→ **Your goal**:
Write out every entry, unchanged. Skip any picture.

→ **Data listing**:
_____

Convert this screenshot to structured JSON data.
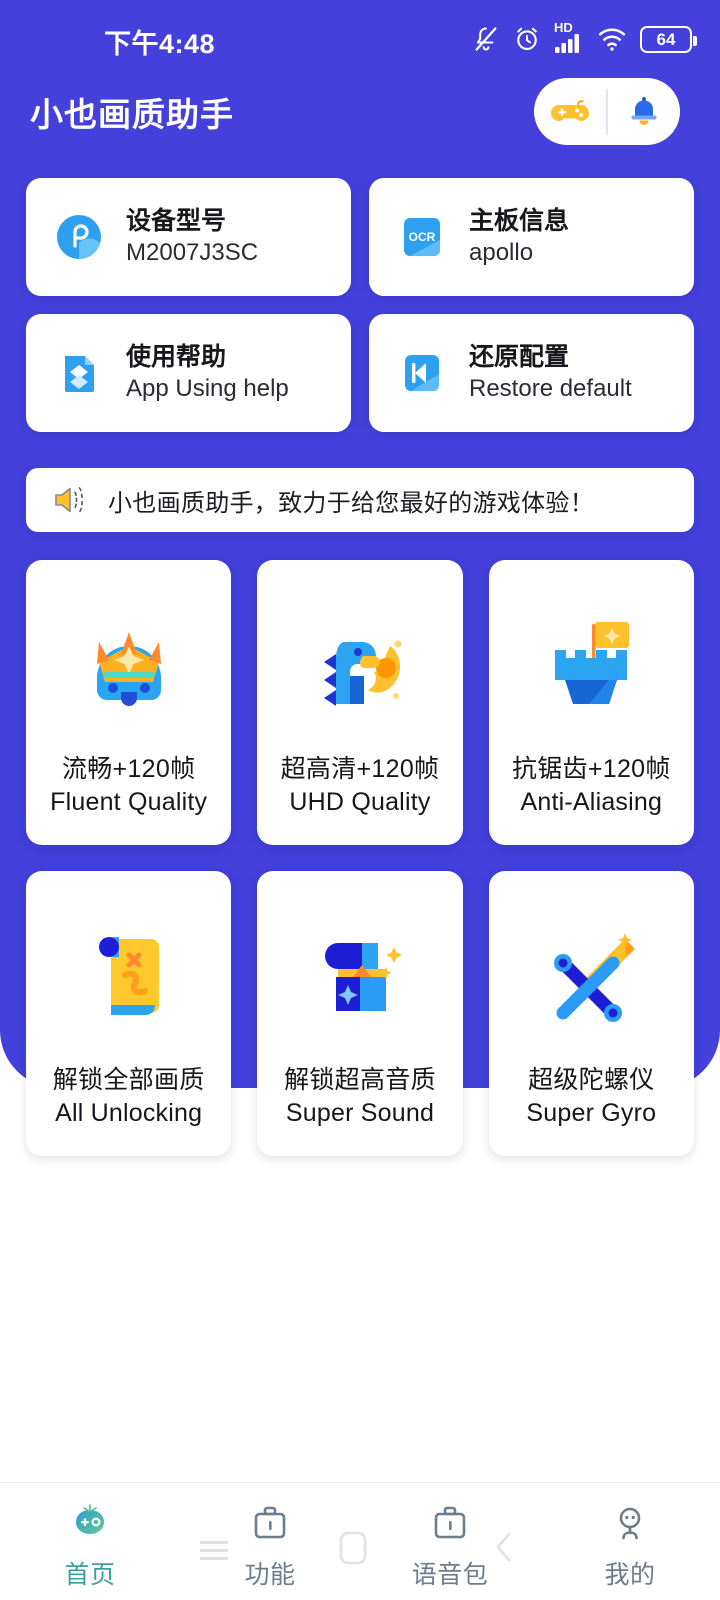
{
  "statusbar": {
    "time": "下午4:48",
    "battery_level": "64",
    "hd_label": "HD",
    "icons": [
      "mute-bell-icon",
      "alarm-clock-icon",
      "hd-icon",
      "signal-bars-icon",
      "wifi-icon",
      "battery-icon"
    ]
  },
  "header": {
    "title": "小也画质助手",
    "buttons": [
      {
        "name": "gamepad-button",
        "icon": "gamepad-icon"
      },
      {
        "name": "notification-button",
        "icon": "bell-icon"
      }
    ]
  },
  "info_cards": [
    {
      "title": "设备型号",
      "sub": "M2007J3SC",
      "icon": "device-circle-icon"
    },
    {
      "title": "主板信息",
      "sub": "apollo",
      "icon": "ocr-icon"
    },
    {
      "title": "使用帮助",
      "sub": "App Using help",
      "icon": "layers-doc-icon"
    },
    {
      "title": "还原配置",
      "sub": "Restore default",
      "icon": "restore-icon"
    }
  ],
  "notice": {
    "icon": "speaker-icon",
    "text": "小也画质助手，致力于给您最好的游戏体验！"
  },
  "features": [
    {
      "cn": "流畅+120帧",
      "en": "Fluent Quality",
      "icon": "crown-monster-icon"
    },
    {
      "cn": "超高清+120帧",
      "en": "UHD Quality",
      "icon": "fire-dino-icon"
    },
    {
      "cn": "抗锯齿+120帧",
      "en": "Anti-Aliasing",
      "icon": "castle-flag-icon"
    },
    {
      "cn": "解锁全部画质",
      "en": "All Unlocking",
      "icon": "scroll-icon"
    },
    {
      "cn": "解锁超高音质",
      "en": "Super Sound",
      "icon": "sparkle-cube-icon"
    },
    {
      "cn": "超级陀螺仪",
      "en": "Super Gyro",
      "icon": "sword-icon"
    }
  ],
  "bottom_nav": [
    {
      "label": "首页",
      "icon": "home-gamepad-icon",
      "active": true
    },
    {
      "label": "功能",
      "icon": "briefcase-icon",
      "active": false
    },
    {
      "label": "语音包",
      "icon": "briefcase-icon",
      "active": false
    },
    {
      "label": "我的",
      "icon": "profile-icon",
      "active": false
    }
  ],
  "colors": {
    "background_purple": "#4340DB",
    "card_white": "#FFFFFF",
    "accent_yellow": "#FFC02E",
    "accent_blue": "#2B9CF5",
    "nav_active_teal": "#3C9F9B",
    "nav_inactive": "#6D7D8C"
  }
}
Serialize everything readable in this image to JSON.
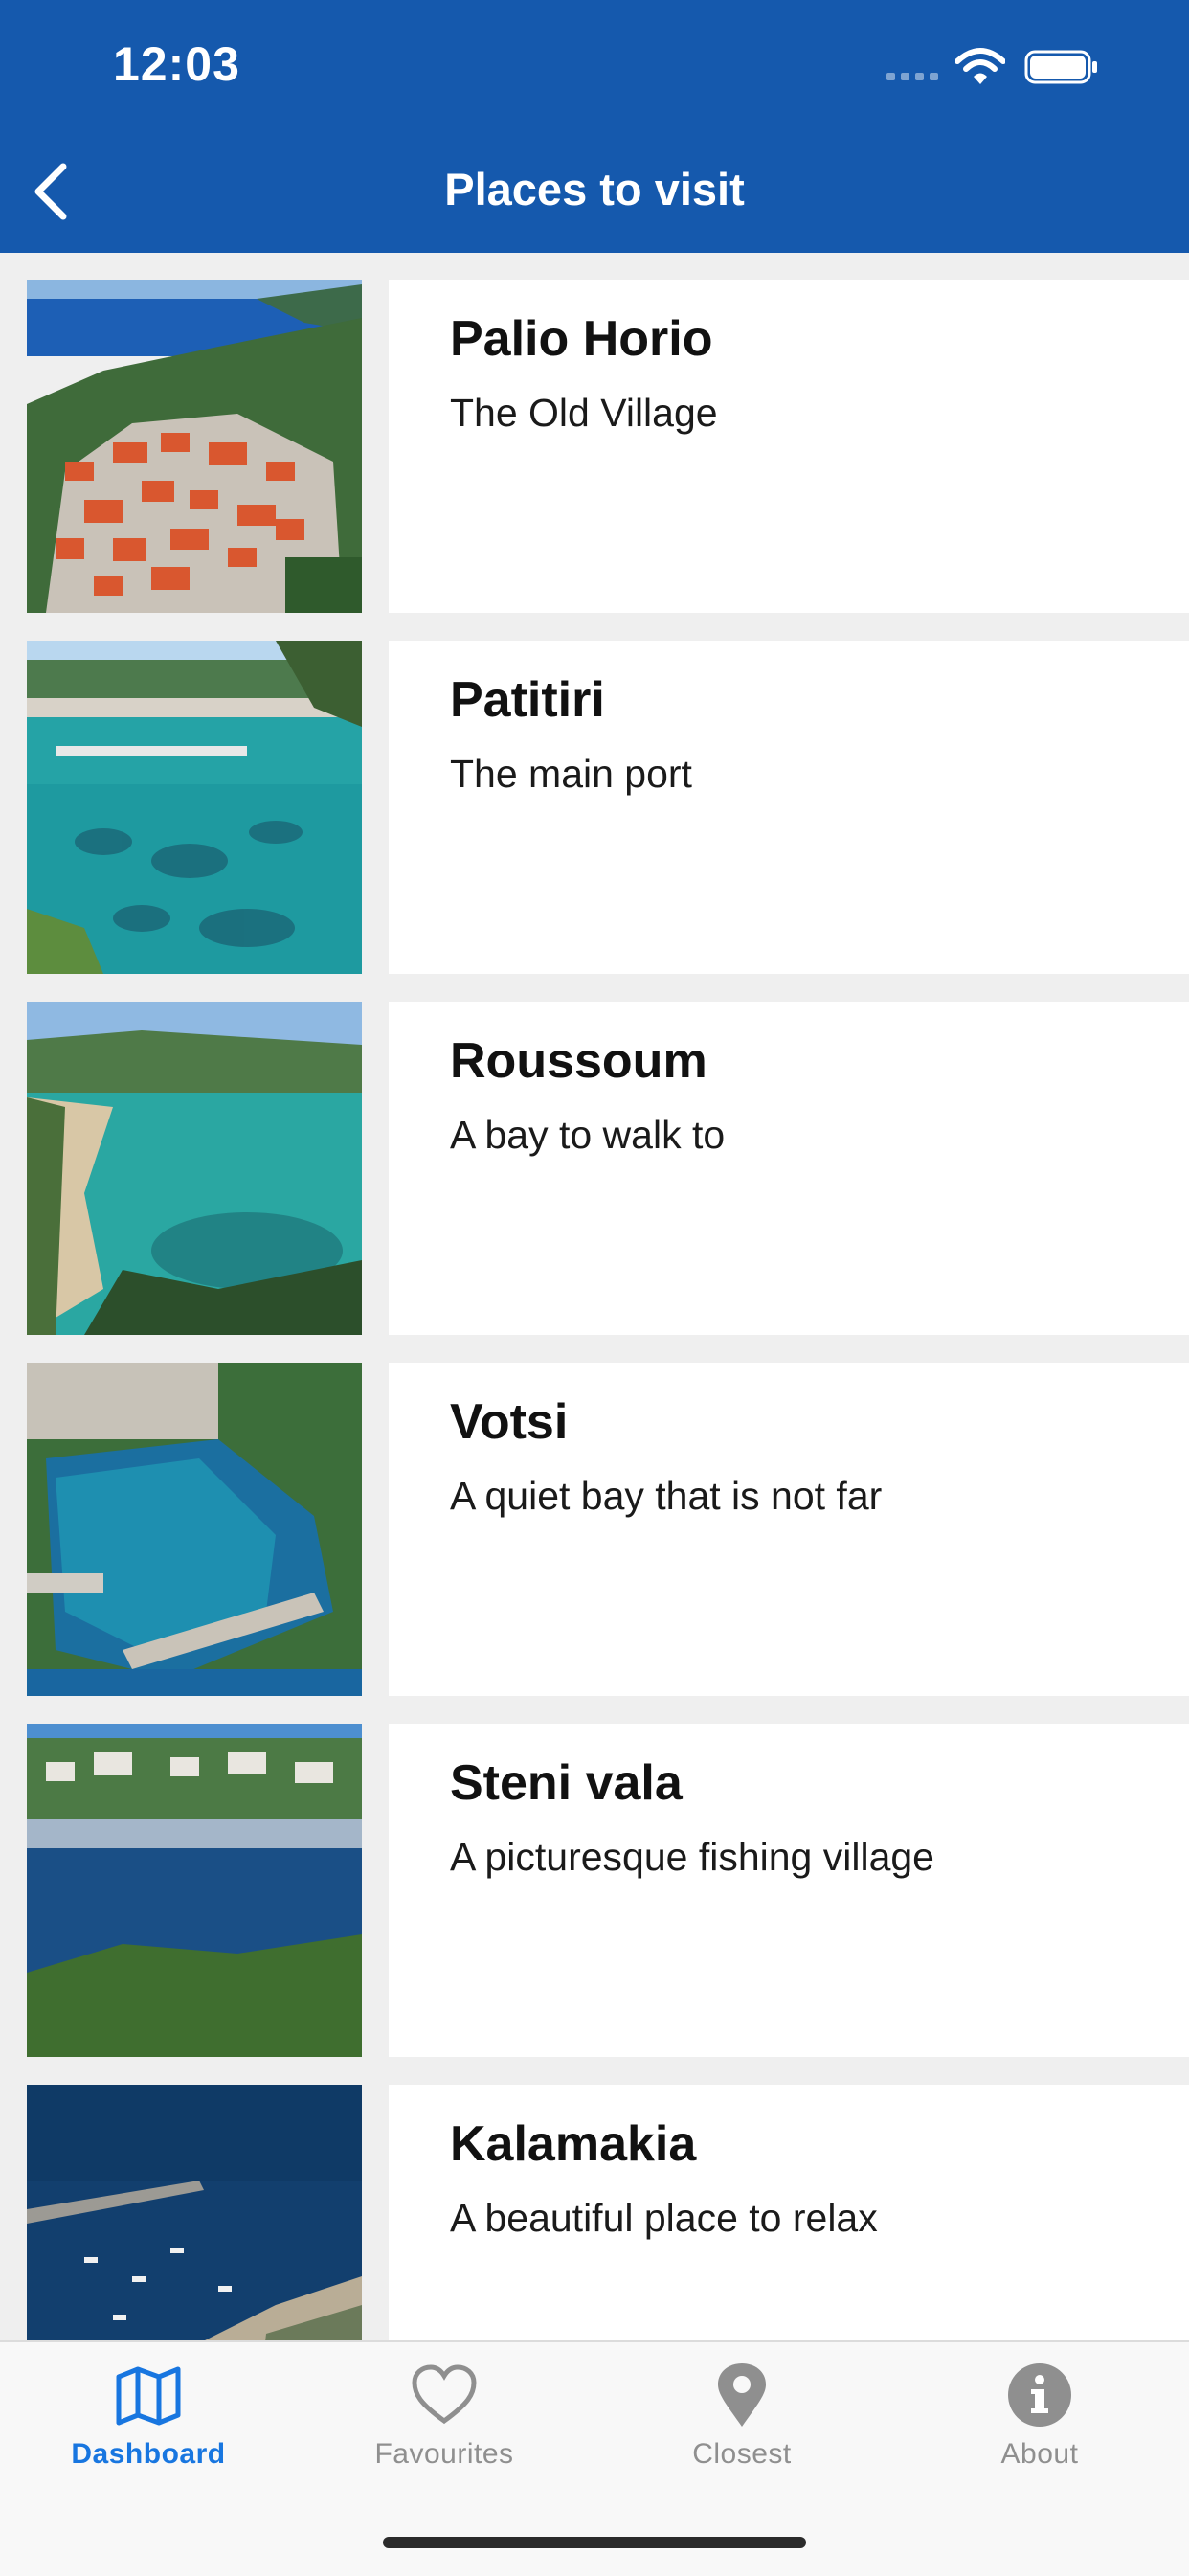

_____

→ **Answer for the task**:
Convert this screenshot to structured JSON data.
{
  "statusbar": {
    "time": "下午4:48",
    "battery_level": "64",
    "hd_label": "HD",
    "icons": [
      "mute-bell-icon",
      "alarm-clock-icon",
      "hd-icon",
      "signal-bars-icon",
      "wifi-icon",
      "battery-icon"
    ]
  },
  "header": {
    "title": "小也画质助手",
    "buttons": [
      {
        "name": "gamepad-button",
        "icon": "gamepad-icon"
      },
      {
        "name": "notification-button",
        "icon": "bell-icon"
      }
    ]
  },
  "info_cards": [
    {
      "title": "设备型号",
      "sub": "M2007J3SC",
      "icon": "device-circle-icon"
    },
    {
      "title": "主板信息",
      "sub": "apollo",
      "icon": "ocr-icon"
    },
    {
      "title": "使用帮助",
      "sub": "App Using help",
      "icon": "layers-doc-icon"
    },
    {
      "title": "还原配置",
      "sub": "Restore default",
      "icon": "restore-icon"
    }
  ],
  "notice": {
    "icon": "speaker-icon",
    "text": "小也画质助手，致力于给您最好的游戏体验！"
  },
  "features": [
    {
      "cn": "流畅+120帧",
      "en": "Fluent Quality",
      "icon": "crown-monster-icon"
    },
    {
      "cn": "超高清+120帧",
      "en": "UHD Quality",
      "icon": "fire-dino-icon"
    },
    {
      "cn": "抗锯齿+120帧",
      "en": "Anti-Aliasing",
      "icon": "castle-flag-icon"
    },
    {
      "cn": "解锁全部画质",
      "en": "All Unlocking",
      "icon": "scroll-icon"
    },
    {
      "cn": "解锁超高音质",
      "en": "Super Sound",
      "icon": "sparkle-cube-icon"
    },
    {
      "cn": "超级陀螺仪",
      "en": "Super Gyro",
      "icon": "sword-icon"
    }
  ],
  "bottom_nav": [
    {
      "label": "首页",
      "icon": "home-gamepad-icon",
      "active": true
    },
    {
      "label": "功能",
      "icon": "briefcase-icon",
      "active": false
    },
    {
      "label": "语音包",
      "icon": "briefcase-icon",
      "active": false
    },
    {
      "label": "我的",
      "icon": "profile-icon",
      "active": false
    }
  ],
  "colors": {
    "background_purple": "#4340DB",
    "card_white": "#FFFFFF",
    "accent_yellow": "#FFC02E",
    "accent_blue": "#2B9CF5",
    "nav_active_teal": "#3C9F9B",
    "nav_inactive": "#6D7D8C"
  }
}
Serialize everything readable in this image to JSON.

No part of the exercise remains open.